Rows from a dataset

============================================================

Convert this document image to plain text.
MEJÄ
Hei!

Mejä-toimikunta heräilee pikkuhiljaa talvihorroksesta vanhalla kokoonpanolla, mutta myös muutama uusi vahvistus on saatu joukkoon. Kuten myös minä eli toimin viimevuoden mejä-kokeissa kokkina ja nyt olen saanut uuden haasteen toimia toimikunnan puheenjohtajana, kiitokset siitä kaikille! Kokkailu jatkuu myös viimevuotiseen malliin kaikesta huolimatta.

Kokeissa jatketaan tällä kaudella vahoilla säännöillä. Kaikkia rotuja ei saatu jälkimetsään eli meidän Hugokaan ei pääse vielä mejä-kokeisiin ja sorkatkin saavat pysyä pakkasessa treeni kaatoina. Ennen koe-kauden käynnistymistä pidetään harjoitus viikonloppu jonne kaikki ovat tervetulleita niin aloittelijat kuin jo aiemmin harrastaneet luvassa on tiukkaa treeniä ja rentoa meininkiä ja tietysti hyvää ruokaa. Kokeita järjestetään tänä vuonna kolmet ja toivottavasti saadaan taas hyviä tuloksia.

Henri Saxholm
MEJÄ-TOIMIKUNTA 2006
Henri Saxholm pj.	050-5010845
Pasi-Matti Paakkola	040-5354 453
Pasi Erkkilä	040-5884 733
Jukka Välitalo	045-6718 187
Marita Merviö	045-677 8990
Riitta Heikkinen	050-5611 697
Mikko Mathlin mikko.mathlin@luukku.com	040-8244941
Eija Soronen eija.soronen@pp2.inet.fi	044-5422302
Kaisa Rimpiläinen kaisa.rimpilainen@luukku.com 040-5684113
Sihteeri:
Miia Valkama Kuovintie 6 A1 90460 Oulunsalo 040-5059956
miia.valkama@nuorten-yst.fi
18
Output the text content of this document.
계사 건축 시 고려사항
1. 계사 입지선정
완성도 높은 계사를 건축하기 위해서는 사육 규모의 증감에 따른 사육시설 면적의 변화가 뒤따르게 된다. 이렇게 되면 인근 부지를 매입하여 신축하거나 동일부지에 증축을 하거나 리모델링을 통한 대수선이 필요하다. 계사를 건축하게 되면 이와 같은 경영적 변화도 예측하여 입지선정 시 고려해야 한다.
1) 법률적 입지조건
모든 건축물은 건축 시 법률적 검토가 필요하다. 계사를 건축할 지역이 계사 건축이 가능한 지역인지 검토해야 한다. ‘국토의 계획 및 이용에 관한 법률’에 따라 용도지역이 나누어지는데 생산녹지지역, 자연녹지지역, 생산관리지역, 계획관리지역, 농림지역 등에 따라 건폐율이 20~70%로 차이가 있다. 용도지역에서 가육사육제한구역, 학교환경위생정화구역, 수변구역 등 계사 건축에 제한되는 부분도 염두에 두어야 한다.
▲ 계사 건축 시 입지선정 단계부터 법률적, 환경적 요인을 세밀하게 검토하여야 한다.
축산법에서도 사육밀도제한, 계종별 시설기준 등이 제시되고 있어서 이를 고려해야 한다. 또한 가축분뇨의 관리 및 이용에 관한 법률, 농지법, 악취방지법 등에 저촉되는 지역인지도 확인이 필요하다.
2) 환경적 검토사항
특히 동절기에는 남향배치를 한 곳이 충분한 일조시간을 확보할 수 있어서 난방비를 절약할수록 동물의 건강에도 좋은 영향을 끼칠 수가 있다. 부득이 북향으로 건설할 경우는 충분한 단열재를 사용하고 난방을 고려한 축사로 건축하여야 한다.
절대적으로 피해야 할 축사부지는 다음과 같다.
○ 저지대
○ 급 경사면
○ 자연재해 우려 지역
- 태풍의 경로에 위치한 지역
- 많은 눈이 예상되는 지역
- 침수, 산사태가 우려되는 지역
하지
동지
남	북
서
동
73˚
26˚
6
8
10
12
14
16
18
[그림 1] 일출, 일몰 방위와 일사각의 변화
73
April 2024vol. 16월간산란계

============================================================

§ Given problem
Where a line in the material above holds "입지선정", copy that line.

§ Written solution
1. 계사 입지선정
완성도 높은 계사를 건축하기 위해서는 사육 규모의 증감에 따른 사육시설 면적의 변화가 뒤따르게 된다. 이렇게 되면 인근 부지를 매입하여 신축하거나 동일부지에 증축을 하거나 리모델링을 통한 대수선이 필요하다. 계사를 건축하게 되면 이와 같은 경영적 변화도 예측하여 입지선정 시 고려해야 한다.
▲ 계사 건축 시 입지선정 단계부터 법률적, 환경적 요인을 세밀하게 검토하여야 한다.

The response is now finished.